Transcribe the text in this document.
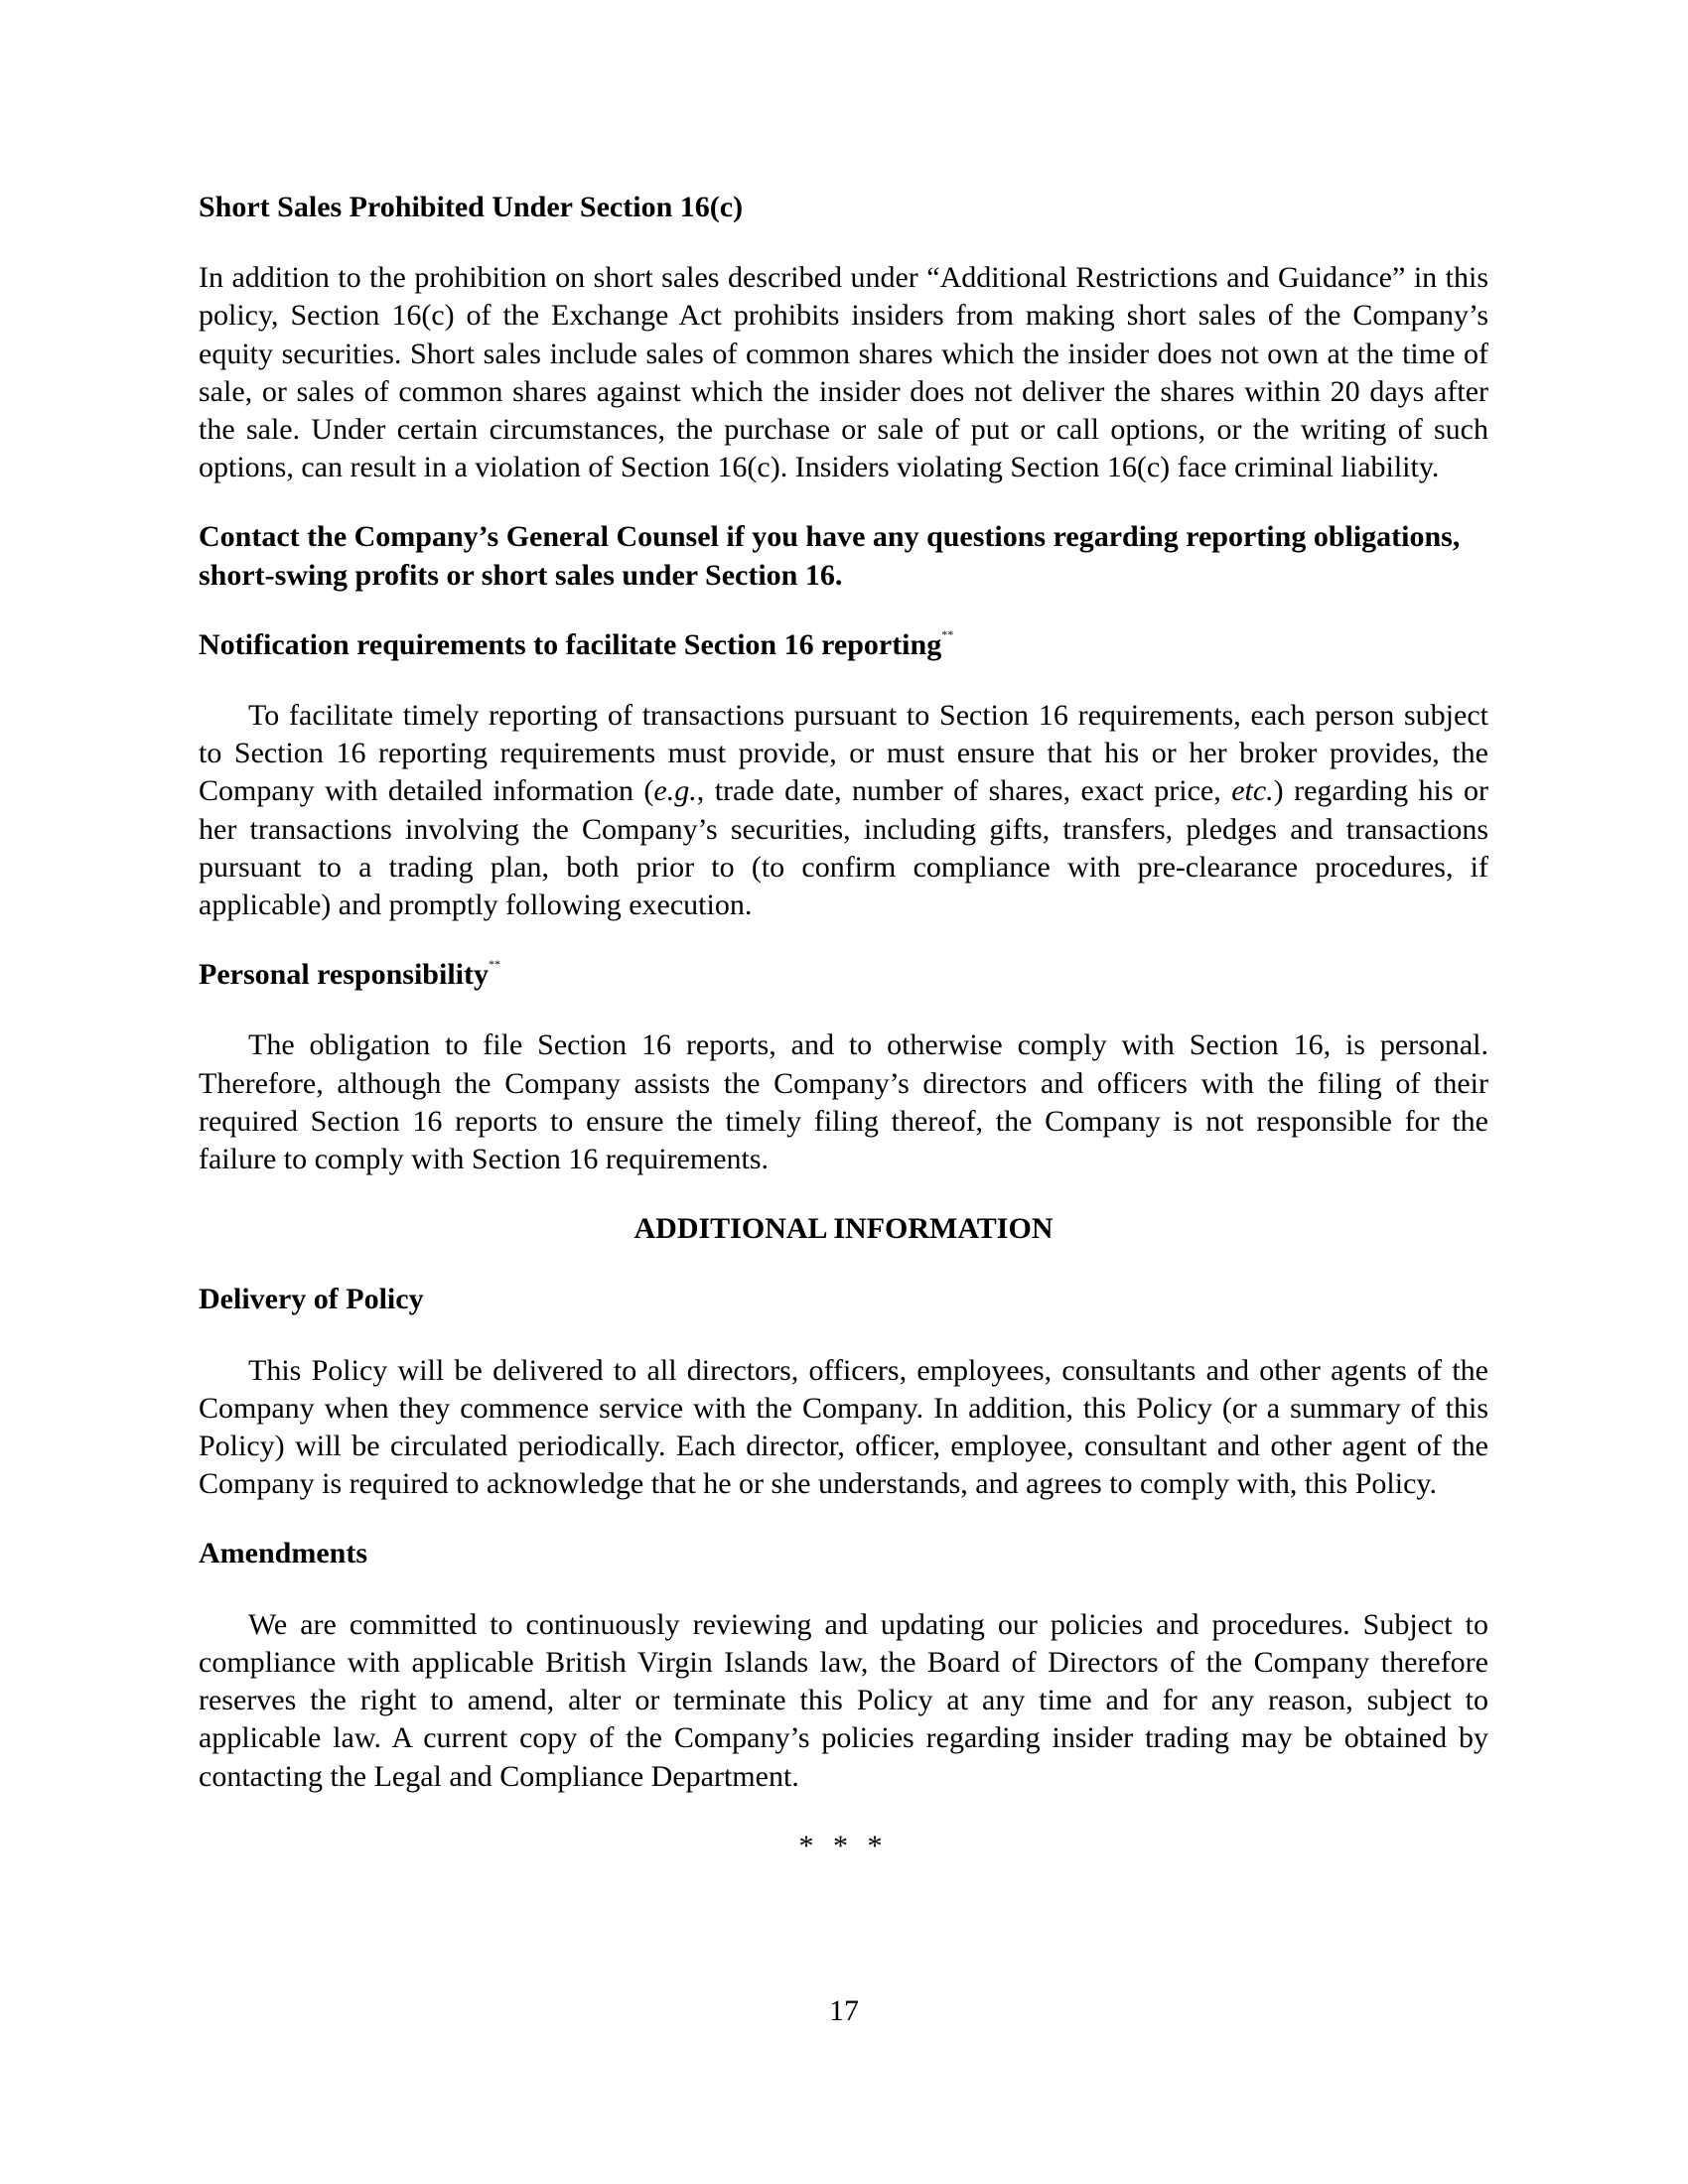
Short Sales Prohibited Under Section 16(c)

In addition to the prohibition on short sales described under “Additional Restrictions and Guidance” in this policy, Section 16(c) of the Exchange Act prohibits insiders from making short sales of the Company’s equity securities. Short sales include sales of common shares which the insider does not own at the time of sale, or sales of common shares against which the insider does not deliver the shares within 20 days after the sale. Under certain circumstances, the purchase or sale of put or call options, or the writing of such options, can result in a violation of Section 16(c). Insiders violating Section 16(c) face criminal liability.

Contact the Company’s General Counsel if you have any questions regarding reporting obligations, short-swing profits or short sales under Section 16.

Notification requirements to facilitate Section 16 reporting**

To facilitate timely reporting of transactions pursuant to Section 16 requirements, each person subject to Section 16 reporting requirements must provide, or must ensure that his or her broker provides, the Company with detailed information (e.g., trade date, number of shares, exact price, etc.) regarding his or her transactions involving the Company’s securities, including gifts, transfers, pledges and transactions pursuant to a trading plan, both prior to (to confirm compliance with pre-clearance procedures, if applicable) and promptly following execution.

Personal responsibility**

The obligation to file Section 16 reports, and to otherwise comply with Section 16, is personal. Therefore, although the Company assists the Company’s directors and officers with the filing of their required Section 16 reports to ensure the timely filing thereof, the Company is not responsible for the failure to comply with Section 16 requirements.

ADDITIONAL INFORMATION
Delivery of Policy

This Policy will be delivered to all directors, officers, employees, consultants and other agents of the Company when they commence service with the Company. In addition, this Policy (or a summary of this Policy) will be circulated periodically. Each director, officer, employee, consultant and other agent of the Company is required to acknowledge that he or she understands, and agrees to comply with, this Policy.

Amendments

We are committed to continuously reviewing and updating our policies and procedures. Subject to compliance with applicable British Virgin Islands law, the Board of Directors of the Company therefore reserves the right to amend, alter or terminate this Policy at any time and for any reason, subject to applicable law. A current copy of the Company’s policies regarding insider trading may be obtained by contacting the Legal and Compliance Department.

* * *

17
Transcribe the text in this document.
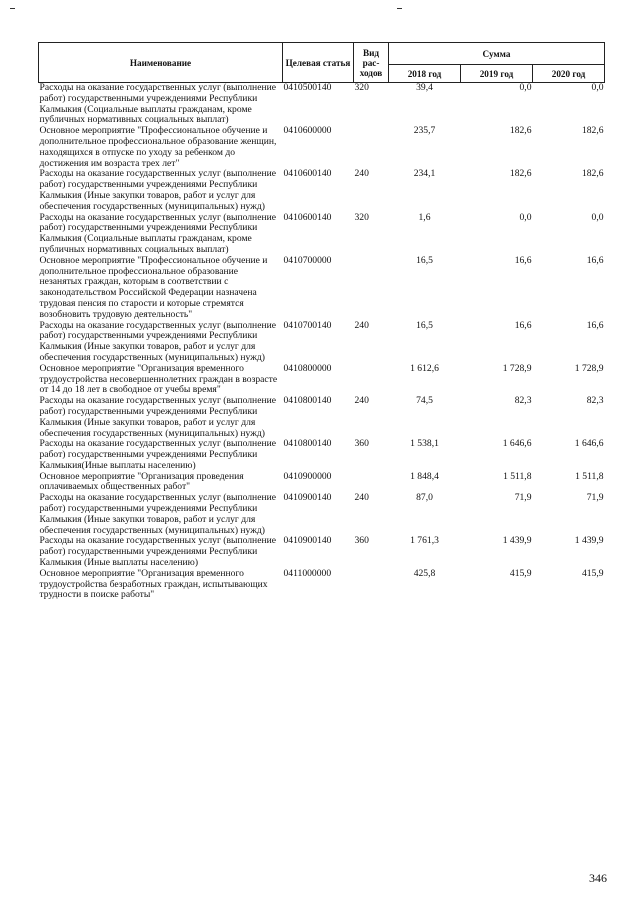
Наименование	Целевая статья	Вид рас-ходов	Сумма		
			2018 год	2019 год	2020 год
Расходы на оказание государственных услуг (выполнение работ) государственными учреждениями Республики Калмыкия (Социальные выплаты гражданам, кроме публичных нормативных социальных выплат)	0410500140	320	39,4	0,0	0,0
Основное мероприятие "Профессиональное обучение и дополнительное профессиональное образование женщин, находящихся в отпуске по уходу за ребенком до достижения им возраста трех лет"	0410600000		235,7	182,6	182,6
Расходы на оказание государственных услуг (выполнение работ) государственными учреждениями Республики Калмыкия (Иные закупки товаров, работ и услуг для обеспечения государственных (муниципальных) нужд)	0410600140	240	234,1	182,6	182,6
Расходы на оказание государственных услуг (выполнение работ) государственными учреждениями Республики Калмыкия (Социальные выплаты гражданам, кроме публичных нормативных социальных выплат)	0410600140	320	1,6	0,0	0,0
Основное мероприятие "Профессиональное обучение и дополнительное профессиональное образование незанятых граждан, которым в соответствии с законодательством Российской Федерации назначена трудовая пенсия по старости и которые стремятся возобновить трудовую деятельность"	0410700000		16,5	16,6	16,6
Расходы на оказание государственных услуг (выполнение работ) государственными учреждениями Республики Калмыкия (Иные закупки товаров, работ и услуг для обеспечения государственных (муниципальных) нужд)	0410700140	240	16,5	16,6	16,6
Основное мероприятие "Организация временного трудоустройства несовершеннолетних граждан в возрасте от 14 до 18 лет в свободное от учебы время"	0410800000		1 612,6	1 728,9	1 728,9
Расходы на оказание государственных услуг (выполнение работ) государственными учреждениями Республики Калмыкия (Иные закупки товаров, работ и услуг для обеспечения государственных (муниципальных) нужд)	0410800140	240	74,5	82,3	82,3
Расходы на оказание государственных услуг (выполнение работ) государственными учреждениями Республики Калмыкия(Иные выплаты населению)	0410800140	360	1 538,1	1 646,6	1 646,6
Основное мероприятие "Организация проведения оплачиваемых общественных работ"	0410900000		1 848,4	1 511,8	1 511,8
Расходы на оказание государственных услуг (выполнение работ) государственными учреждениями Республики Калмыкия (Иные закупки товаров, работ и услуг для обеспечения государственных (муниципальных) нужд)	0410900140	240	87,0	71,9	71,9
Расходы на оказание государственных услуг (выполнение работ) государственными учреждениями Республики Калмыкия (Иные выплаты населению)	0410900140	360	1 761,3	1 439,9	1 439,9
Основное мероприятие "Организация временного трудоустройства безработных граждан, испытывающих трудности в поиске работы"	0411000000		425,8	415,9	415,9
346
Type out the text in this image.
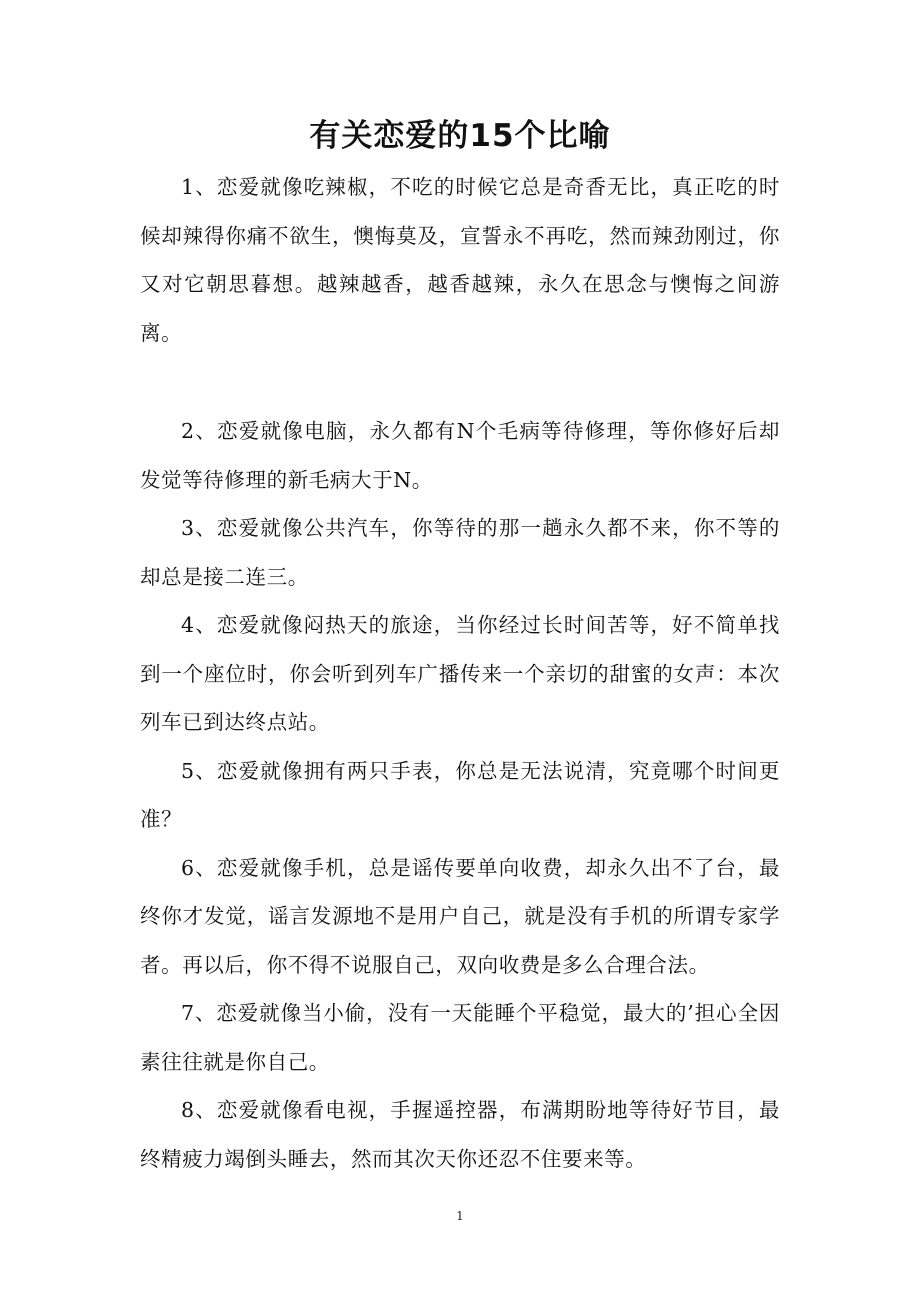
有关恋爱的15个比喻

1、恋爱就像吃辣椒，不吃的时候它总是奇香无比，真正吃的时候却辣得你痛不欲生，懊悔莫及，宣誓永不再吃，然而辣劲刚过，你又对它朝思暮想。越辣越香，越香越辣，永久在思念与懊悔之间游离。

2、恋爱就像电脑，永久都有N个毛病等待修理，等你修好后却发觉等待修理的新毛病大于N。

3、恋爱就像公共汽车，你等待的那一趟永久都不来，你不等的却总是接二连三。

4、恋爱就像闷热天的旅途，当你经过长时间苦等，好不简单找到一个座位时，你会听到列车广播传来一个亲切的甜蜜的女声：本次列车已到达终点站。

5、恋爱就像拥有两只手表，你总是无法说清，究竟哪个时间更准？

6、恋爱就像手机，总是谣传要单向收费，却永久出不了台，最终你才发觉，谣言发源地不是用户自己，就是没有手机的所谓专家学者。再以后，你不得不说服自己，双向收费是多么合理合法。

7、恋爱就像当小偷，没有一天能睡个平稳觉，最大的’担心全因素往往就是你自己。

8、恋爱就像看电视，手握遥控器，布满期盼地等待好节目，最终精疲力竭倒头睡去，然而其次天你还忍不住要来等。

1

# # # # # # #

§ **EXERCISE OBJECTIVE**: The listing above must be printed again exactly, minus its pictures.

§ **OUTPUT OF THE EXERCISE**:
Transcribe the text in this document.
Short Sales Prohibited Under Section 16(c)

In addition to the prohibition on short sales described under “Additional Restrictions and Guidance” in this policy, Section 16(c) of the Exchange Act prohibits insiders from making short sales of the Company’s equity securities. Short sales include sales of common shares which the insider does not own at the time of sale, or sales of common shares against which the insider does not deliver the shares within 20 days after the sale. Under certain circumstances, the purchase or sale of put or call options, or the writing of such options, can result in a violation of Section 16(c). Insiders violating Section 16(c) face criminal liability.

Contact the Company’s General Counsel if you have any questions regarding reporting obligations, short-swing profits or short sales under Section 16.

Notification requirements to facilitate Section 16 reporting**

To facilitate timely reporting of transactions pursuant to Section 16 requirements, each person subject to Section 16 reporting requirements must provide, or must ensure that his or her broker provides, the Company with detailed information (e.g., trade date, number of shares, exact price, etc.) regarding his or her transactions involving the Company’s securities, including gifts, transfers, pledges and transactions pursuant to a trading plan, both prior to (to confirm compliance with pre-clearance procedures, if applicable) and promptly following execution.

Personal responsibility**

The obligation to file Section 16 reports, and to otherwise comply with Section 16, is personal. Therefore, although the Company assists the Company’s directors and officers with the filing of their required Section 16 reports to ensure the timely filing thereof, the Company is not responsible for the failure to comply with Section 16 requirements.

ADDITIONAL INFORMATION
Delivery of Policy

This Policy will be delivered to all directors, officers, employees, consultants and other agents of the Company when they commence service with the Company. In addition, this Policy (or a summary of this Policy) will be circulated periodically. Each director, officer, employee, consultant and other agent of the Company is required to acknowledge that he or she understands, and agrees to comply with, this Policy.

Amendments

We are committed to continuously reviewing and updating our policies and procedures. Subject to compliance with applicable British Virgin Islands law, the Board of Directors of the Company therefore reserves the right to amend, alter or terminate this Policy at any time and for any reason, subject to applicable law. A current copy of the Company’s policies regarding insider trading may be obtained by contacting the Legal and Compliance Department.

* * *

17
Transcribe the text in this document.
Наименование	Целевая статья	Вид рас-ходов	Сумма		
			2018 год	2019 год	2020 год
Расходы на оказание государственных услуг (выполнение работ) государственными учреждениями Республики Калмыкия (Социальные выплаты гражданам, кроме публичных нормативных социальных выплат)	0410500140	320	39,4	0,0	0,0
Основное мероприятие "Профессиональное обучение и дополнительное профессиональное образование женщин, находящихся в отпуске по уходу за ребенком до достижения им возраста трех лет"	0410600000		235,7	182,6	182,6
Расходы на оказание государственных услуг (выполнение работ) государственными учреждениями Республики Калмыкия (Иные закупки товаров, работ и услуг для обеспечения государственных (муниципальных) нужд)	0410600140	240	234,1	182,6	182,6
Расходы на оказание государственных услуг (выполнение работ) государственными учреждениями Республики Калмыкия (Социальные выплаты гражданам, кроме публичных нормативных социальных выплат)	0410600140	320	1,6	0,0	0,0
Основное мероприятие "Профессиональное обучение и дополнительное профессиональное образование незанятых граждан, которым в соответствии с законодательством Российской Федерации назначена трудовая пенсия по старости и которые стремятся возобновить трудовую деятельность"	0410700000		16,5	16,6	16,6
Расходы на оказание государственных услуг (выполнение работ) государственными учреждениями Республики Калмыкия (Иные закупки товаров, работ и услуг для обеспечения государственных (муниципальных) нужд)	0410700140	240	16,5	16,6	16,6
Основное мероприятие "Организация временного трудоустройства несовершеннолетних граждан в возрасте от 14 до 18 лет в свободное от учебы время"	0410800000		1 612,6	1 728,9	1 728,9
Расходы на оказание государственных услуг (выполнение работ) государственными учреждениями Республики Калмыкия (Иные закупки товаров, работ и услуг для обеспечения государственных (муниципальных) нужд)	0410800140	240	74,5	82,3	82,3
Расходы на оказание государственных услуг (выполнение работ) государственными учреждениями Республики Калмыкия(Иные выплаты населению)	0410800140	360	1 538,1	1 646,6	1 646,6
Основное мероприятие "Организация проведения оплачиваемых общественных работ"	0410900000		1 848,4	1 511,8	1 511,8
Расходы на оказание государственных услуг (выполнение работ) государственными учреждениями Республики Калмыкия (Иные закупки товаров, работ и услуг для обеспечения государственных (муниципальных) нужд)	0410900140	240	87,0	71,9	71,9
Расходы на оказание государственных услуг (выполнение работ) государственными учреждениями Республики Калмыкия (Иные выплаты населению)	0410900140	360	1 761,3	1 439,9	1 439,9
Основное мероприятие "Организация временного трудоустройства безработных граждан, испытывающих трудности в поиске работы"	0411000000		425,8	415,9	415,9
346
Type out the text in this image.
有关恋爱的15个比喻

1、恋爱就像吃辣椒，不吃的时候它总是奇香无比，真正吃的时候却辣得你痛不欲生，懊悔莫及，宣誓永不再吃，然而辣劲刚过，你又对它朝思暮想。越辣越香，越香越辣，永久在思念与懊悔之间游离。

2、恋爱就像电脑，永久都有N个毛病等待修理，等你修好后却发觉等待修理的新毛病大于N。

3、恋爱就像公共汽车，你等待的那一趟永久都不来，你不等的却总是接二连三。

4、恋爱就像闷热天的旅途，当你经过长时间苦等，好不简单找到一个座位时，你会听到列车广播传来一个亲切的甜蜜的女声：本次列车已到达终点站。

5、恋爱就像拥有两只手表，你总是无法说清，究竟哪个时间更准？

6、恋爱就像手机，总是谣传要单向收费，却永久出不了台，最终你才发觉，谣言发源地不是用户自己，就是没有手机的所谓专家学者。再以后，你不得不说服自己，双向收费是多么合理合法。

7、恋爱就像当小偷，没有一天能睡个平稳觉，最大的’担心全因素往往就是你自己。

8、恋爱就像看电视，手握遥控器，布满期盼地等待好节目，最终精疲力竭倒头睡去，然而其次天你还忍不住要来等。

1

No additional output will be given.